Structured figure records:
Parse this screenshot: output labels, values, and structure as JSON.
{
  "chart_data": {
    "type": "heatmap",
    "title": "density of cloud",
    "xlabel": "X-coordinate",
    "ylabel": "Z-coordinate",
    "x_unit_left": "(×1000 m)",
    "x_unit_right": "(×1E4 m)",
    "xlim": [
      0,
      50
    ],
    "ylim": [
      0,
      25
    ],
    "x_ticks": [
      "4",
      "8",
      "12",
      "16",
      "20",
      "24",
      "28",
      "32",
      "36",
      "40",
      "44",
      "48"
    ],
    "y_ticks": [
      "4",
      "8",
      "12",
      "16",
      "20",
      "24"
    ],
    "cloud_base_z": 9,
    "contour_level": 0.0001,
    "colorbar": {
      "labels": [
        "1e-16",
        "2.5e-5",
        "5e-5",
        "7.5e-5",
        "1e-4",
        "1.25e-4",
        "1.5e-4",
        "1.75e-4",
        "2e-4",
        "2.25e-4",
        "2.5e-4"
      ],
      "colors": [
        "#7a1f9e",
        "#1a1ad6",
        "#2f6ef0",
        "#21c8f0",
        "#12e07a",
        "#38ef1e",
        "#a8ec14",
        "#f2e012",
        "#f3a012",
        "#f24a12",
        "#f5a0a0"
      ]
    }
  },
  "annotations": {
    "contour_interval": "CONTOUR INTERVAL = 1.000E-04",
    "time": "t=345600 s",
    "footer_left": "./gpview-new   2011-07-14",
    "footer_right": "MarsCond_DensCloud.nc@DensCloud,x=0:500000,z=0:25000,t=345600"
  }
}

EXERCISE: Go through the records above and retype each one exactly.

RESULT OF THIS EXERCISE:
Parse this screenshot: output labels, values, and structure as JSON.
{
  "chart_data": {
    "type": "heatmap",
    "title": "density of cloud",
    "xlabel": "X-coordinate",
    "ylabel": "Z-coordinate",
    "x_unit_left": "(×1000 m)",
    "x_unit_right": "(×1E4 m)",
    "xlim": [
      0,
      50
    ],
    "ylim": [
      0,
      25
    ],
    "x_ticks": [
      "4",
      "8",
      "12",
      "16",
      "20",
      "24",
      "28",
      "32",
      "36",
      "40",
      "44",
      "48"
    ],
    "y_ticks": [
      "4",
      "8",
      "12",
      "16",
      "20",
      "24"
    ],
    "cloud_base_z": 9,
    "contour_level": 0.0001,
    "colorbar": {
      "labels": [
        "1e-16",
        "2.5e-5",
        "5e-5",
        "7.5e-5",
        "1e-4",
        "1.25e-4",
        "1.5e-4",
        "1.75e-4",
        "2e-4",
        "2.25e-4",
        "2.5e-4"
      ],
      "colors": [
        "#7a1f9e",
        "#1a1ad6",
        "#2f6ef0",
        "#21c8f0",
        "#12e07a",
        "#38ef1e",
        "#a8ec14",
        "#f2e012",
        "#f3a012",
        "#f24a12",
        "#f5a0a0"
      ]
    }
  },
  "annotations": {
    "contour_interval": "CONTOUR INTERVAL = 1.000E-04",
    "time": "t=345600 s",
    "footer_left": "./gpview-new   2011-07-14",
    "footer_right": "MarsCond_DensCloud.nc@DensCloud,x=0:500000,z=0:25000,t=345600"
  }
}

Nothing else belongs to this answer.